Stated goal: Copy the records from their first line through the line containing "console-line-5: 'BeginTime': 4201896, 'Text': '行行，我知道。',…", changing every "interactable" to "clickable" and leaving all else untouched.

Data for this exercise:
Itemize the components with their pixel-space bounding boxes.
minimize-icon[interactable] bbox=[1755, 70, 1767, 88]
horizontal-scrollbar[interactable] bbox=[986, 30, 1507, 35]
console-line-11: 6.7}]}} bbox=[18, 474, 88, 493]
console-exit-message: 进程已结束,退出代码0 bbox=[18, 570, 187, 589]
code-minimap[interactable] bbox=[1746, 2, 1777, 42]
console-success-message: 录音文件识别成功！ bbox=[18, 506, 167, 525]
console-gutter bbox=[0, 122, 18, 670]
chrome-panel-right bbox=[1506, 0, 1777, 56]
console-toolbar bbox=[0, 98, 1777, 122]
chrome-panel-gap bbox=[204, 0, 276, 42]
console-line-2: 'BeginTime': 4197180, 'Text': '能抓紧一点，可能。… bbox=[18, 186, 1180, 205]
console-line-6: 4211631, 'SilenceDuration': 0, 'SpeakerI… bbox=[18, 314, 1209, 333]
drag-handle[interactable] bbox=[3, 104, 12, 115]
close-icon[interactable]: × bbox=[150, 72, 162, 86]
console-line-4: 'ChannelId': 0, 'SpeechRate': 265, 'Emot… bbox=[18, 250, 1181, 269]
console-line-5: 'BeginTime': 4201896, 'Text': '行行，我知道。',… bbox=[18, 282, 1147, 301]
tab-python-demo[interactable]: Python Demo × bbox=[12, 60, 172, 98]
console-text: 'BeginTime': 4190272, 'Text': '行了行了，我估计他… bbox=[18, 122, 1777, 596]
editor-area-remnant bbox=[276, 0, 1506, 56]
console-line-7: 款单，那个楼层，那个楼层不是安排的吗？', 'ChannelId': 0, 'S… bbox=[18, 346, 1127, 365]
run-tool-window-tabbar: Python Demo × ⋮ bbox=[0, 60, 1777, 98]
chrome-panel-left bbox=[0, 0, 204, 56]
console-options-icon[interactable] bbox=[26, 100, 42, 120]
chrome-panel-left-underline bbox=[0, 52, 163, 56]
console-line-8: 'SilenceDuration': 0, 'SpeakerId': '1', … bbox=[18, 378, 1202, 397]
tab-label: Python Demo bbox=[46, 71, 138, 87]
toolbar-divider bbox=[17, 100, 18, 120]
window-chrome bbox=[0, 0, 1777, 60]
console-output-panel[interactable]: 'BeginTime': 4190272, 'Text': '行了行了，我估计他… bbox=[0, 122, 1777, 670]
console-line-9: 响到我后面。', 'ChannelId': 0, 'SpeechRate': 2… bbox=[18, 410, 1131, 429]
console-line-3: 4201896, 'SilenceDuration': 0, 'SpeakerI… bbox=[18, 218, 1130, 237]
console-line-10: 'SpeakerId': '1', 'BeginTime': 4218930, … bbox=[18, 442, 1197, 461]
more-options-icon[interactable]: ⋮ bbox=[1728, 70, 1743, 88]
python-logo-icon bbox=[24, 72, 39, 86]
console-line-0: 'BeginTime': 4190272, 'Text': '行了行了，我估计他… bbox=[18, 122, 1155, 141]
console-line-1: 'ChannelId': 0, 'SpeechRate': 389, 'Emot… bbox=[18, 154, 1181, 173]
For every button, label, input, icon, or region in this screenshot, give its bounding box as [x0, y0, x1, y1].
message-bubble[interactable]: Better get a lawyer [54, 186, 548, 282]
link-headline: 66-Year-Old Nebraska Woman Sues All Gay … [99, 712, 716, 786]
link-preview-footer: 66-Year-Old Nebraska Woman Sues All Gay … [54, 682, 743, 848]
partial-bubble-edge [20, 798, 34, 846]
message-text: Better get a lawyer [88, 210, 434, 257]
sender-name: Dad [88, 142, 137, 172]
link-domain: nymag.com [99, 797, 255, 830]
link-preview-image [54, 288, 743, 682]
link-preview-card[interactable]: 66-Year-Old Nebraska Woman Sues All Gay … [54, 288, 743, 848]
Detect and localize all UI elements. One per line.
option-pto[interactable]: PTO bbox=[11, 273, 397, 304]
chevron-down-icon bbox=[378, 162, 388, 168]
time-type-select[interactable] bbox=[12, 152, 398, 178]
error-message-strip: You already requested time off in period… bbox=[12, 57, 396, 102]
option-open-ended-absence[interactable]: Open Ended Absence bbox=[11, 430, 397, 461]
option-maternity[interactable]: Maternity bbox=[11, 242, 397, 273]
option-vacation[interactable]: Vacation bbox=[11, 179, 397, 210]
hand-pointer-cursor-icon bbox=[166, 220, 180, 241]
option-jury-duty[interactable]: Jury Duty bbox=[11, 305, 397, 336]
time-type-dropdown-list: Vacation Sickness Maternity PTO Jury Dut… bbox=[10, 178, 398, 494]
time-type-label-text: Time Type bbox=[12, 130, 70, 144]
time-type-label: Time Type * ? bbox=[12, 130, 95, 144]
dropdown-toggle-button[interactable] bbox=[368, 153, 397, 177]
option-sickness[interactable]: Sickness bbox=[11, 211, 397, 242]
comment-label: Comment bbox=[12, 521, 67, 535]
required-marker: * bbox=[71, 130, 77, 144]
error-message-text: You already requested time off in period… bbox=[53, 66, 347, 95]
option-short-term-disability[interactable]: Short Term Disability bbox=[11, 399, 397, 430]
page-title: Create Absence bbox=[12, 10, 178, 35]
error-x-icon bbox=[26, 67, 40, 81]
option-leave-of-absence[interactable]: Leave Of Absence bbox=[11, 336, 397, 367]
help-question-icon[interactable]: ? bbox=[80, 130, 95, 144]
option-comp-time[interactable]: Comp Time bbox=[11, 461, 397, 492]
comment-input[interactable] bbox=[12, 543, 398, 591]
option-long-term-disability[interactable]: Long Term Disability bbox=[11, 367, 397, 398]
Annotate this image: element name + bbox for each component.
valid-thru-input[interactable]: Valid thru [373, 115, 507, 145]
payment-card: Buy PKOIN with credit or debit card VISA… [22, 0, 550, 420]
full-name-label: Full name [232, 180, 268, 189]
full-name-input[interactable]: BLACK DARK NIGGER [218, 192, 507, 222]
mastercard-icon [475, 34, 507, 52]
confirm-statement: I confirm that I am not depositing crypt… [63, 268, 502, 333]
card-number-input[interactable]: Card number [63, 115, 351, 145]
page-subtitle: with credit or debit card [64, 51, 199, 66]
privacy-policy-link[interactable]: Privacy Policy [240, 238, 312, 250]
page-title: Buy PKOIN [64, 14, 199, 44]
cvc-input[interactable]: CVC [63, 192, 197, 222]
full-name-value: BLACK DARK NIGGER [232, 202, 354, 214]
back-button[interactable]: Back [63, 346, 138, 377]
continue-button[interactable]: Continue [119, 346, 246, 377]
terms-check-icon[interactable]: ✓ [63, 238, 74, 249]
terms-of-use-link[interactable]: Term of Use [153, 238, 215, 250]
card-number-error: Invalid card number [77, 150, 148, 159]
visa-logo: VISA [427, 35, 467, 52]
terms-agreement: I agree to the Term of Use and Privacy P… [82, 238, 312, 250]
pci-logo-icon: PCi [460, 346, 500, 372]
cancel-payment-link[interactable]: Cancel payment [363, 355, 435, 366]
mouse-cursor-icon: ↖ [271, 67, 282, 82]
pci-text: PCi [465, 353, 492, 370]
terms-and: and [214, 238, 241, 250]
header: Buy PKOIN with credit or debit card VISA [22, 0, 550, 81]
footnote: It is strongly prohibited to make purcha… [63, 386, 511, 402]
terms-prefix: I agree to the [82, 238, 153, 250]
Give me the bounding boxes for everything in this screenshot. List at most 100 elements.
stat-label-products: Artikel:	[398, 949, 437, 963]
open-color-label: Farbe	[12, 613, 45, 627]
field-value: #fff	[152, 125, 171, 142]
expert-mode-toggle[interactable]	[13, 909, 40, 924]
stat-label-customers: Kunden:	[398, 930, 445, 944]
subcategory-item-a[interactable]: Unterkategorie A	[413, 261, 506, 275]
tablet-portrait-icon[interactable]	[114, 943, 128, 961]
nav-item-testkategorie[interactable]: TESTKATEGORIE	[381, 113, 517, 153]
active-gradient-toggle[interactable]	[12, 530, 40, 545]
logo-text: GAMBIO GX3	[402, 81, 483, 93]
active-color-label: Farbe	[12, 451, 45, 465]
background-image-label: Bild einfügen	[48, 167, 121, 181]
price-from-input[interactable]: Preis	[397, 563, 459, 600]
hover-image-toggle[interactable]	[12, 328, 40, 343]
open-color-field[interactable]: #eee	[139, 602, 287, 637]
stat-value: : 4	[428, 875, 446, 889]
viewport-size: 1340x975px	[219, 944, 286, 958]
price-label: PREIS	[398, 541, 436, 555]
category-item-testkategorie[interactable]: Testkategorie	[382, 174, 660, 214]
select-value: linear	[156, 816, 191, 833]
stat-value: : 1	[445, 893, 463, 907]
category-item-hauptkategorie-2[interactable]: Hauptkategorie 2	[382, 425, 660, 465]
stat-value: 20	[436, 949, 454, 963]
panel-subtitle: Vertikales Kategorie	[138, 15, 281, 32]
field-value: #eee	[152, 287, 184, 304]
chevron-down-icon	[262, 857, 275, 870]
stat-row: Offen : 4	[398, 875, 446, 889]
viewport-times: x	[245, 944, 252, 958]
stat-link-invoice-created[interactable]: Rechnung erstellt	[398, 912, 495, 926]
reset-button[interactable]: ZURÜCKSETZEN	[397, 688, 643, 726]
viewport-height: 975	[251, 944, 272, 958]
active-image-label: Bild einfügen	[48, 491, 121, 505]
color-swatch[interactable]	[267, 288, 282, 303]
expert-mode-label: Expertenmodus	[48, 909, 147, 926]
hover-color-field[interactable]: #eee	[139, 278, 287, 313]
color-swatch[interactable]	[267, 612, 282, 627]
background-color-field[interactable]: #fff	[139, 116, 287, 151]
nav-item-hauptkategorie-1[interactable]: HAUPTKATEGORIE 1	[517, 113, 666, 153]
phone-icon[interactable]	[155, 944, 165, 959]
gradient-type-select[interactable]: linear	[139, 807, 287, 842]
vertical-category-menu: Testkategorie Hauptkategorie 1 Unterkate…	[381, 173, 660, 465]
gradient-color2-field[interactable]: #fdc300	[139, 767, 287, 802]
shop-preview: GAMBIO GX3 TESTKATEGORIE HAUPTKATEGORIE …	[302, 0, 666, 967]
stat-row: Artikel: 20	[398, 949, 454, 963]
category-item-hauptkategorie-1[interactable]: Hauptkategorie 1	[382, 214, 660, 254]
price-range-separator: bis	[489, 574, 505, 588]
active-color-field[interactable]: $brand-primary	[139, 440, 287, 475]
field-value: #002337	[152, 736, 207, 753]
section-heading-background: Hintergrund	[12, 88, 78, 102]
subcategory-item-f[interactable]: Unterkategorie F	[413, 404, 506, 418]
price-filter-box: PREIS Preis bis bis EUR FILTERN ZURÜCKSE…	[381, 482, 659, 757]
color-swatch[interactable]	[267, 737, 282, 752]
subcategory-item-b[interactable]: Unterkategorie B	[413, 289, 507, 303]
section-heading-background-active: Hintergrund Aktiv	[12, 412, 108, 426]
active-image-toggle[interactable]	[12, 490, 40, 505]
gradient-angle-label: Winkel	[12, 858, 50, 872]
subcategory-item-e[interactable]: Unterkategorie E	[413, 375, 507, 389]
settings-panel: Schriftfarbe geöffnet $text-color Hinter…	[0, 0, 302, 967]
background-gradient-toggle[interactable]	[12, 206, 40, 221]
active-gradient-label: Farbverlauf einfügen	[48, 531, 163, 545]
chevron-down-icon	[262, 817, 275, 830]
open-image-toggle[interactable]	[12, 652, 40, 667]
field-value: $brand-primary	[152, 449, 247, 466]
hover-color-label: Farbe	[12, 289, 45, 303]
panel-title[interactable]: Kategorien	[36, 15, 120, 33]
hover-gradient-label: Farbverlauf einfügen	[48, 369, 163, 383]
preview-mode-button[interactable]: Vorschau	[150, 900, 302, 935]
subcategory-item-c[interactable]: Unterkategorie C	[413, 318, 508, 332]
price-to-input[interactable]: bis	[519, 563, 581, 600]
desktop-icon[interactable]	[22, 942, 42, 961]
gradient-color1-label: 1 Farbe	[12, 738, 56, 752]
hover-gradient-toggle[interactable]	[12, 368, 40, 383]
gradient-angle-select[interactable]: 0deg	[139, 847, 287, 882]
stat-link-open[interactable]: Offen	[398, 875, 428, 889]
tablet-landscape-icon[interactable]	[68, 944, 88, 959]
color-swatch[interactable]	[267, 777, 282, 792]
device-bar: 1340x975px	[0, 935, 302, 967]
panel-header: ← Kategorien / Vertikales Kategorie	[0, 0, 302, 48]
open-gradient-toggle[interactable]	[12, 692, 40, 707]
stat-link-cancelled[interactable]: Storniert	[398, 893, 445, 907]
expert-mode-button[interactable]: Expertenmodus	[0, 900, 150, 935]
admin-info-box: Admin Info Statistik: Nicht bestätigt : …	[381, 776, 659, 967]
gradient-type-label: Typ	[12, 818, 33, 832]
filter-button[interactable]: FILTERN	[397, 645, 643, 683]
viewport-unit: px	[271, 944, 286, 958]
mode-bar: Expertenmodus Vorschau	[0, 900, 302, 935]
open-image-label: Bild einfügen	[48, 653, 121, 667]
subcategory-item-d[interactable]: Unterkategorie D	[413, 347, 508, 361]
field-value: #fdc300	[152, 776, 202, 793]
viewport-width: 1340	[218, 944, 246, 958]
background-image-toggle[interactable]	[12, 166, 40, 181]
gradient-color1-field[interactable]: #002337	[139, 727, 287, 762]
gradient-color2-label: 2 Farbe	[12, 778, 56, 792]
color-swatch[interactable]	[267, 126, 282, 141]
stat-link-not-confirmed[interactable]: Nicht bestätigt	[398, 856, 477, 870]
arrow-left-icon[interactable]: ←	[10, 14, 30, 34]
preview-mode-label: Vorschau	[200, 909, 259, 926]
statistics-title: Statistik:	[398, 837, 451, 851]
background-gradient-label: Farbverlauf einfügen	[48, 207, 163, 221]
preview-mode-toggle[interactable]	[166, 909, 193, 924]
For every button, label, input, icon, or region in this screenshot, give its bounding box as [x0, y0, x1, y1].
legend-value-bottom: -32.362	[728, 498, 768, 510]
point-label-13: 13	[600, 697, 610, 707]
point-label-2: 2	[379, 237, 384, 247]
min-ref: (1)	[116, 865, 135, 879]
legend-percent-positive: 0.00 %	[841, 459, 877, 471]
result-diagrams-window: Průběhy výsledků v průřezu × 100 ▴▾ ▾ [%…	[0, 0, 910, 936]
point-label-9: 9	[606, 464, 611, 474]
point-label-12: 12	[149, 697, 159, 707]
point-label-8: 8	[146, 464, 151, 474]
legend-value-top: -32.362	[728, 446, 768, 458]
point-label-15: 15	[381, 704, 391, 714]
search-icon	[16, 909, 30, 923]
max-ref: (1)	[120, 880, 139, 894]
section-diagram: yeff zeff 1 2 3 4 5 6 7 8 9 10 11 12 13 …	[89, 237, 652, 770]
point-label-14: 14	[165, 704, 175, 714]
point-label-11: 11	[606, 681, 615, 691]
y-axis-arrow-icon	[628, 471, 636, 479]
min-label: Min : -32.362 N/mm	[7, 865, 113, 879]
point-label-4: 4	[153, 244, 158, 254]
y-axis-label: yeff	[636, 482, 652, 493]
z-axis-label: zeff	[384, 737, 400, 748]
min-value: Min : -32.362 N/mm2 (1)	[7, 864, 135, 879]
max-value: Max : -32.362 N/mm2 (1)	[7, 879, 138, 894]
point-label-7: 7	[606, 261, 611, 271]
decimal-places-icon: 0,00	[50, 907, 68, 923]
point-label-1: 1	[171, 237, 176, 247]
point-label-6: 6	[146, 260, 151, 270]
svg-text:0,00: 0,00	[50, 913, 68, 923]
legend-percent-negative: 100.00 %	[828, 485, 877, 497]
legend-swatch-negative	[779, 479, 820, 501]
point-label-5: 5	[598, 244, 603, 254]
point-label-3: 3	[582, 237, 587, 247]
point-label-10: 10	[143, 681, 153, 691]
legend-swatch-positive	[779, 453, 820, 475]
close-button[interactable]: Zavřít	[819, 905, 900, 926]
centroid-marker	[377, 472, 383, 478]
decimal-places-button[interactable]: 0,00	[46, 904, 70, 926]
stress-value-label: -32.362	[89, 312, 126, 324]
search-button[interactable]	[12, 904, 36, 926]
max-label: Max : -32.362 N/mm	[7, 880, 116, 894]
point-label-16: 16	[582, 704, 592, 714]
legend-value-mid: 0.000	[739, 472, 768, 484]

Solution for this exercise:
Itemize the components with their pixel-space bounding boxes.
minimize-icon[clickable] bbox=[1755, 70, 1767, 88]
horizontal-scrollbar[clickable] bbox=[986, 30, 1507, 35]
console-line-11: 6.7}]}} bbox=[18, 474, 88, 493]
console-exit-message: 进程已结束,退出代码0 bbox=[18, 570, 187, 589]
code-minimap[clickable] bbox=[1746, 2, 1777, 42]
console-success-message: 录音文件识别成功！ bbox=[18, 506, 167, 525]
console-gutter bbox=[0, 122, 18, 670]
chrome-panel-right bbox=[1506, 0, 1777, 56]
console-toolbar bbox=[0, 98, 1777, 122]
chrome-panel-gap bbox=[204, 0, 276, 42]
console-line-2: 'BeginTime': 4197180, 'Text': '能抓紧一点，可能。… bbox=[18, 186, 1180, 205]
console-line-6: 4211631, 'SilenceDuration': 0, 'SpeakerI… bbox=[18, 314, 1209, 333]
drag-handle[clickable] bbox=[3, 104, 12, 115]
close-icon[clickable]: × bbox=[150, 72, 162, 86]
console-line-4: 'ChannelId': 0, 'SpeechRate': 265, 'Emot… bbox=[18, 250, 1181, 269]
console-line-5: 'BeginTime': 4201896, 'Text': '行行，我知道。',… bbox=[18, 282, 1147, 301]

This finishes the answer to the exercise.